--- ВЫБРАННЫЙ ОТРЫВОК ---
━━━━

Categories
Философия

Мамардашвили о стихиях и феноменальной материи

«Стихия есть феноменальная материя. Вот, скажем, звук есть материальное явление. Оно такое же, как и в том случае, когда по звуку я узнаю подымающийся лифт. Но когда мы в стихии музыки — это особая материя. Материя, но особая. Назовем ее феноменальной. Выбор слова не случаен. Он означает, что стихии — это материальные образования, начинающиеся там, где мы рассматриваем или видим то, что видится соответствующим органом чувств само по себе. Что значит в данном случае само по себе? Нечто, что говорит и не говорит о чем-либо находящемся в самом себе и не указует на что-то, лежащее вне самого себя. Например, звук пианино, который мы слышим, указует, предполагает играющего человека. Значит, в этом случае, если я так звук воспринимаю, он не есть феноменальная материя. И греки сделали такой же странный вывод. Кстати, очевидно, сделали его не только древние греки. Параллельно с ними сделали и индусы, не случайно у них есть священный звук “ом”. Вот я что-то слышу в стихии этого звука и слышу, конечно, другой мир, в отличие от того, который я узнаю, когда звуки являются знаками.

━━━━

--- ЗАДАНИЕ 1 ---
Что, согласно отрывку о стихиях, предполагает звук пианино, который мы слышим?
Отрывок и листинг между собой никак не связаны.

(Листинги расположения элементов)
━━━━

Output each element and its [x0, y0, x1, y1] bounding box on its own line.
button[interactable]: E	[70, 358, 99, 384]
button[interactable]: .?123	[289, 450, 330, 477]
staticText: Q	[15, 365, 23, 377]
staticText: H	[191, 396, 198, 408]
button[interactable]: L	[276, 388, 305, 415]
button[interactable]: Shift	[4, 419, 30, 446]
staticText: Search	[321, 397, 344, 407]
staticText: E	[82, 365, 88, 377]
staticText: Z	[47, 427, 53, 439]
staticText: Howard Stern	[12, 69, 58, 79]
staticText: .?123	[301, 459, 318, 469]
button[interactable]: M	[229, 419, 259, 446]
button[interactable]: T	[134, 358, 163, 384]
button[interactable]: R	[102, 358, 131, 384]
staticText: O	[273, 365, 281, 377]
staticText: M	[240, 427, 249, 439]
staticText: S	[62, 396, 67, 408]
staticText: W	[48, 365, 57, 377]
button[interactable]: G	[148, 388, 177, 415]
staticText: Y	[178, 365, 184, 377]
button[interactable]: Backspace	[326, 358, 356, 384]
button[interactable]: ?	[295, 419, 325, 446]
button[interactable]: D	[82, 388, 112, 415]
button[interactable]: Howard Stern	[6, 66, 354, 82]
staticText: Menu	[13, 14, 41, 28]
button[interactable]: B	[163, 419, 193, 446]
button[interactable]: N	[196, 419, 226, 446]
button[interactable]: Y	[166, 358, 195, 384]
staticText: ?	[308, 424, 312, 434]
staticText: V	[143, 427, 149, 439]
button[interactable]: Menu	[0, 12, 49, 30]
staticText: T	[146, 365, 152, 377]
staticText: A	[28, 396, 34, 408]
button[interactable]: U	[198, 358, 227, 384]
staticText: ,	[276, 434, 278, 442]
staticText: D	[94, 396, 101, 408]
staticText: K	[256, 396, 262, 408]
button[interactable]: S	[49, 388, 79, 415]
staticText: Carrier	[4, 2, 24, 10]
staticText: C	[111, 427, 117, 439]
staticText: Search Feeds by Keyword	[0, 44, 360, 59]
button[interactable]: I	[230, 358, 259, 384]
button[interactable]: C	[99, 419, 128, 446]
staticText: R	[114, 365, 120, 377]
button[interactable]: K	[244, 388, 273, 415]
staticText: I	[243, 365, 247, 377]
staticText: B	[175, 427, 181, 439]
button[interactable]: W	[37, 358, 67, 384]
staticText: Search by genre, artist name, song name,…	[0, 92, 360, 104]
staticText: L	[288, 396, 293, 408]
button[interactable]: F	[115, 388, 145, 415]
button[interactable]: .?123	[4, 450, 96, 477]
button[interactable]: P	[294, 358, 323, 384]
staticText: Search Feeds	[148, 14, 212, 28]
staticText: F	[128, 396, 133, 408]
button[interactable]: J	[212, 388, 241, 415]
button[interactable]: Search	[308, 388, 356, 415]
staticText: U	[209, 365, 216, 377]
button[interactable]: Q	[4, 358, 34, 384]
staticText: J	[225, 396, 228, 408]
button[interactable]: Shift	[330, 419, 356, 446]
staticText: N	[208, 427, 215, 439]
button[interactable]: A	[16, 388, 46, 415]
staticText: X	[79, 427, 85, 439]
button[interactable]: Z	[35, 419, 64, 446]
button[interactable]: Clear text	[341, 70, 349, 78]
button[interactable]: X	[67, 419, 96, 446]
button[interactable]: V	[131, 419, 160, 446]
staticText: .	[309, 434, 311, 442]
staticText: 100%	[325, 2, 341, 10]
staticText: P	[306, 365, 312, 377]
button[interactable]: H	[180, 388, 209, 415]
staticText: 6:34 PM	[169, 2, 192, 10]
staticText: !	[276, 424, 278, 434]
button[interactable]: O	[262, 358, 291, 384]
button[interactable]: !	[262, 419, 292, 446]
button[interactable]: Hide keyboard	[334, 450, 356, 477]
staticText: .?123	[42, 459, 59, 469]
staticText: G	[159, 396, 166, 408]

━━━━

--- ЗАДАНИЕ 2 ---
Выведите без изменений строки листинга, начиная с самой первой и до строки с «staticText: Search Feeds by», включая её.

--- ПОЛНЫЙ ОТВЕТ 1 ---
Звук пианино предполагает играющего человека.

--- ПОЛНЫЙ ОТВЕТ 2 ---
Output each element and its [x0, y0, x1, y1] bounding box on its own line.
button[interactable]: E	[70, 358, 99, 384]
button[interactable]: .?123	[289, 450, 330, 477]
staticText: Q	[15, 365, 23, 377]
staticText: H	[191, 396, 198, 408]
button[interactable]: L	[276, 388, 305, 415]
button[interactable]: Shift	[4, 419, 30, 446]
staticText: Search	[321, 397, 344, 407]
staticText: E	[82, 365, 88, 377]
staticText: Z	[47, 427, 53, 439]
staticText: Howard Stern	[12, 69, 58, 79]
staticText: .?123	[301, 459, 318, 469]
button[interactable]: M	[229, 419, 259, 446]
button[interactable]: T	[134, 358, 163, 384]
button[interactable]: R	[102, 358, 131, 384]
staticText: O	[273, 365, 281, 377]
staticText: M	[240, 427, 249, 439]
staticText: S	[62, 396, 67, 408]
staticText: W	[48, 365, 57, 377]
button[interactable]: G	[148, 388, 177, 415]
staticText: Y	[178, 365, 184, 377]
button[interactable]: Backspace	[326, 358, 356, 384]
button[interactable]: ?	[295, 419, 325, 446]
button[interactable]: D	[82, 388, 112, 415]
button[interactable]: Howard Stern	[6, 66, 354, 82]
staticText: Menu	[13, 14, 41, 28]
button[interactable]: B	[163, 419, 193, 446]
button[interactable]: N	[196, 419, 226, 446]
button[interactable]: Y	[166, 358, 195, 384]
staticText: ?	[308, 424, 312, 434]
staticText: V	[143, 427, 149, 439]
button[interactable]: Menu	[0, 12, 49, 30]
staticText: T	[146, 365, 152, 377]
staticText: A	[28, 396, 34, 408]
button[interactable]: U	[198, 358, 227, 384]
staticText: ,	[276, 434, 278, 442]
staticText: D	[94, 396, 101, 408]
staticText: K	[256, 396, 262, 408]
button[interactable]: S	[49, 388, 79, 415]
staticText: Carrier	[4, 2, 24, 10]
staticText: C	[111, 427, 117, 439]
staticText: Search Feeds by Keyword	[0, 44, 360, 59]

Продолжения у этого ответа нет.